» **What to produce**:
Quote every line of the data below as it stands, omitting pictures.

** START Given entries **

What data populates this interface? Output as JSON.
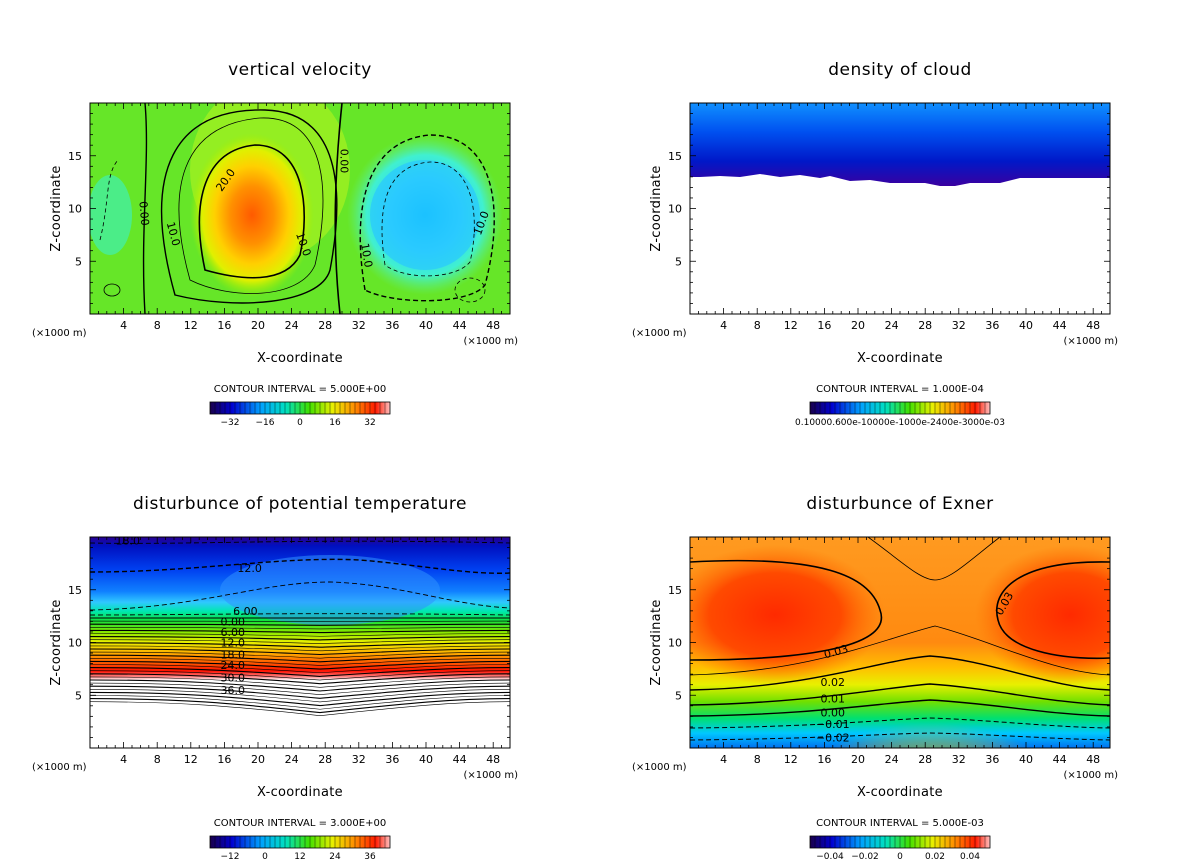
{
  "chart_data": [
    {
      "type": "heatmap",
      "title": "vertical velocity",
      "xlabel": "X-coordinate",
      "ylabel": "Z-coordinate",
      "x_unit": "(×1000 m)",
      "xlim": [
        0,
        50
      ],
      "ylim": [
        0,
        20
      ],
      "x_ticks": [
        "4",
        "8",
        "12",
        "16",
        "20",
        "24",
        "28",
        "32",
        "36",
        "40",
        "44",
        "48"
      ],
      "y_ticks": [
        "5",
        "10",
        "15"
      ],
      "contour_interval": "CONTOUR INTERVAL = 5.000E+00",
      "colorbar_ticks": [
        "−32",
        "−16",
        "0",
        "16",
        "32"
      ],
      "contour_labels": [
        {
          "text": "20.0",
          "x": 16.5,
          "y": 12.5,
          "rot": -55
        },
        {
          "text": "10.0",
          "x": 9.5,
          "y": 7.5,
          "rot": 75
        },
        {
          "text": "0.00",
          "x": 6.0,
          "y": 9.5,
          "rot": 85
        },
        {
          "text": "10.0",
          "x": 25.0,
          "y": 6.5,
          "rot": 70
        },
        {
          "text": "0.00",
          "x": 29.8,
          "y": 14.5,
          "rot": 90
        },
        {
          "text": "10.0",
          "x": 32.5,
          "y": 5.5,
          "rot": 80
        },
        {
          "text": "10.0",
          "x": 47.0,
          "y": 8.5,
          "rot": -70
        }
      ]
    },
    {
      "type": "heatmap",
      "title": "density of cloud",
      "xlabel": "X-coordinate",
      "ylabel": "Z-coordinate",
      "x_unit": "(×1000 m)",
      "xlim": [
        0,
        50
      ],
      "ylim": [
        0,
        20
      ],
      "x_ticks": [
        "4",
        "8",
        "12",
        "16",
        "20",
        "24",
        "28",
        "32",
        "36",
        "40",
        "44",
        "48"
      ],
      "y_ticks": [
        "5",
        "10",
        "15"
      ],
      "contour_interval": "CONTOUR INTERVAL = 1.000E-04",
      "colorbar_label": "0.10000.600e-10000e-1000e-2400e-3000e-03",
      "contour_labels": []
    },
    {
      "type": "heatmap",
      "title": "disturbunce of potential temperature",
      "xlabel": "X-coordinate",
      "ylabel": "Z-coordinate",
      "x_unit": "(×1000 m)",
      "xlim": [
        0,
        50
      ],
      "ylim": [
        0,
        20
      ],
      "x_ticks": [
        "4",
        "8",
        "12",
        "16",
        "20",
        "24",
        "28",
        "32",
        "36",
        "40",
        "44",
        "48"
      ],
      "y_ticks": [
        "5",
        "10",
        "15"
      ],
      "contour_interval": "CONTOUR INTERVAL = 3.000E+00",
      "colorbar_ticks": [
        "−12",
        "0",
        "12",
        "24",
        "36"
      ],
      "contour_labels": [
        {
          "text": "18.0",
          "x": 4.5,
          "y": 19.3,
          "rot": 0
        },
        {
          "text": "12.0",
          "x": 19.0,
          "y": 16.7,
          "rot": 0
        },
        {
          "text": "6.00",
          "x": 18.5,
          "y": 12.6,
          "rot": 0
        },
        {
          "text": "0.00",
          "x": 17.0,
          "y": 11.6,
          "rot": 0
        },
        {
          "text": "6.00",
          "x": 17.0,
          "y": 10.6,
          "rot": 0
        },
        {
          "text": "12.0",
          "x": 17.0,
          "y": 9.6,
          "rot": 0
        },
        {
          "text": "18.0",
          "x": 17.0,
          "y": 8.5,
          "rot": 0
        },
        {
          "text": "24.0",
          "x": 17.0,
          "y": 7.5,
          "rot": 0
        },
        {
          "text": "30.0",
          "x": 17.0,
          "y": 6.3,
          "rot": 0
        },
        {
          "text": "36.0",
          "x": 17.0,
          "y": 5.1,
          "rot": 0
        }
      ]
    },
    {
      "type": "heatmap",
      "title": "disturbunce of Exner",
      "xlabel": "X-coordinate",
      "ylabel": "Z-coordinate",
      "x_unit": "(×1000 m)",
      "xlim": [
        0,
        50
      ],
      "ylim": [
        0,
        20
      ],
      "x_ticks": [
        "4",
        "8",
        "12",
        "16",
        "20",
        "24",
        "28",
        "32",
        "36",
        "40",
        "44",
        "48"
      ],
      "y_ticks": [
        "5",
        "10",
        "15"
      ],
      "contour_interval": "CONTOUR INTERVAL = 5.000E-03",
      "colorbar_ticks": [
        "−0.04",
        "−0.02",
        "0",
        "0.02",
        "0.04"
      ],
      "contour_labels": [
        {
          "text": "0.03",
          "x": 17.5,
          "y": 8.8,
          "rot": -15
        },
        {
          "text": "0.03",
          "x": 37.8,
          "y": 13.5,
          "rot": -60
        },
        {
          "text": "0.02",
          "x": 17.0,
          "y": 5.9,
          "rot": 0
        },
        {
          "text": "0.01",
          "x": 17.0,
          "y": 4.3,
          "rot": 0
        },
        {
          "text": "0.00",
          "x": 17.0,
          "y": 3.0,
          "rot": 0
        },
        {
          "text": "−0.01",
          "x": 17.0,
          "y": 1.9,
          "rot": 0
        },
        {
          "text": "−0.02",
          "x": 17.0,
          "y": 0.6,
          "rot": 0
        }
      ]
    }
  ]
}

** END Given entries **

» **Output below**:
What data populates this interface? Output as JSON.
{
  "chart_data": [
    {
      "type": "heatmap",
      "title": "vertical velocity",
      "xlabel": "X-coordinate",
      "ylabel": "Z-coordinate",
      "x_unit": "(×1000 m)",
      "xlim": [
        0,
        50
      ],
      "ylim": [
        0,
        20
      ],
      "x_ticks": [
        "4",
        "8",
        "12",
        "16",
        "20",
        "24",
        "28",
        "32",
        "36",
        "40",
        "44",
        "48"
      ],
      "y_ticks": [
        "5",
        "10",
        "15"
      ],
      "contour_interval": "CONTOUR INTERVAL = 5.000E+00",
      "colorbar_ticks": [
        "−32",
        "−16",
        "0",
        "16",
        "32"
      ],
      "contour_labels": [
        {
          "text": "20.0",
          "x": 16.5,
          "y": 12.5,
          "rot": -55
        },
        {
          "text": "10.0",
          "x": 9.5,
          "y": 7.5,
          "rot": 75
        },
        {
          "text": "0.00",
          "x": 6.0,
          "y": 9.5,
          "rot": 85
        },
        {
          "text": "10.0",
          "x": 25.0,
          "y": 6.5,
          "rot": 70
        },
        {
          "text": "0.00",
          "x": 29.8,
          "y": 14.5,
          "rot": 90
        },
        {
          "text": "10.0",
          "x": 32.5,
          "y": 5.5,
          "rot": 80
        },
        {
          "text": "10.0",
          "x": 47.0,
          "y": 8.5,
          "rot": -70
        }
      ]
    },
    {
      "type": "heatmap",
      "title": "density of cloud",
      "xlabel": "X-coordinate",
      "ylabel": "Z-coordinate",
      "x_unit": "(×1000 m)",
      "xlim": [
        0,
        50
      ],
      "ylim": [
        0,
        20
      ],
      "x_ticks": [
        "4",
        "8",
        "12",
        "16",
        "20",
        "24",
        "28",
        "32",
        "36",
        "40",
        "44",
        "48"
      ],
      "y_ticks": [
        "5",
        "10",
        "15"
      ],
      "contour_interval": "CONTOUR INTERVAL = 1.000E-04",
      "colorbar_label": "0.10000.600e-10000e-1000e-2400e-3000e-03",
      "contour_labels": []
    },
    {
      "type": "heatmap",
      "title": "disturbunce of potential temperature",
      "xlabel": "X-coordinate",
      "ylabel": "Z-coordinate",
      "x_unit": "(×1000 m)",
      "xlim": [
        0,
        50
      ],
      "ylim": [
        0,
        20
      ],
      "x_ticks": [
        "4",
        "8",
        "12",
        "16",
        "20",
        "24",
        "28",
        "32",
        "36",
        "40",
        "44",
        "48"
      ],
      "y_ticks": [
        "5",
        "10",
        "15"
      ],
      "contour_interval": "CONTOUR INTERVAL = 3.000E+00",
      "colorbar_ticks": [
        "−12",
        "0",
        "12",
        "24",
        "36"
      ],
      "contour_labels": [
        {
          "text": "18.0",
          "x": 4.5,
          "y": 19.3,
          "rot": 0
        },
        {
          "text": "12.0",
          "x": 19.0,
          "y": 16.7,
          "rot": 0
        },
        {
          "text": "6.00",
          "x": 18.5,
          "y": 12.6,
          "rot": 0
        },
        {
          "text": "0.00",
          "x": 17.0,
          "y": 11.6,
          "rot": 0
        },
        {
          "text": "6.00",
          "x": 17.0,
          "y": 10.6,
          "rot": 0
        },
        {
          "text": "12.0",
          "x": 17.0,
          "y": 9.6,
          "rot": 0
        },
        {
          "text": "18.0",
          "x": 17.0,
          "y": 8.5,
          "rot": 0
        },
        {
          "text": "24.0",
          "x": 17.0,
          "y": 7.5,
          "rot": 0
        },
        {
          "text": "30.0",
          "x": 17.0,
          "y": 6.3,
          "rot": 0
        },
        {
          "text": "36.0",
          "x": 17.0,
          "y": 5.1,
          "rot": 0
        }
      ]
    },
    {
      "type": "heatmap",
      "title": "disturbunce of Exner",
      "xlabel": "X-coordinate",
      "ylabel": "Z-coordinate",
      "x_unit": "(×1000 m)",
      "xlim": [
        0,
        50
      ],
      "ylim": [
        0,
        20
      ],
      "x_ticks": [
        "4",
        "8",
        "12",
        "16",
        "20",
        "24",
        "28",
        "32",
        "36",
        "40",
        "44",
        "48"
      ],
      "y_ticks": [
        "5",
        "10",
        "15"
      ],
      "contour_interval": "CONTOUR INTERVAL = 5.000E-03",
      "colorbar_ticks": [
        "−0.04",
        "−0.02",
        "0",
        "0.02",
        "0.04"
      ],
      "contour_labels": [
        {
          "text": "0.03",
          "x": 17.5,
          "y": 8.8,
          "rot": -15
        },
        {
          "text": "0.03",
          "x": 37.8,
          "y": 13.5,
          "rot": -60
        },
        {
          "text": "0.02",
          "x": 17.0,
          "y": 5.9,
          "rot": 0
        },
        {
          "text": "0.01",
          "x": 17.0,
          "y": 4.3,
          "rot": 0
        },
        {
          "text": "0.00",
          "x": 17.0,
          "y": 3.0,
          "rot": 0
        },
        {
          "text": "−0.01",
          "x": 17.0,
          "y": 1.9,
          "rot": 0
        },
        {
          "text": "−0.02",
          "x": 17.0,
          "y": 0.6,
          "rot": 0
        }
      ]
    }
  ]
}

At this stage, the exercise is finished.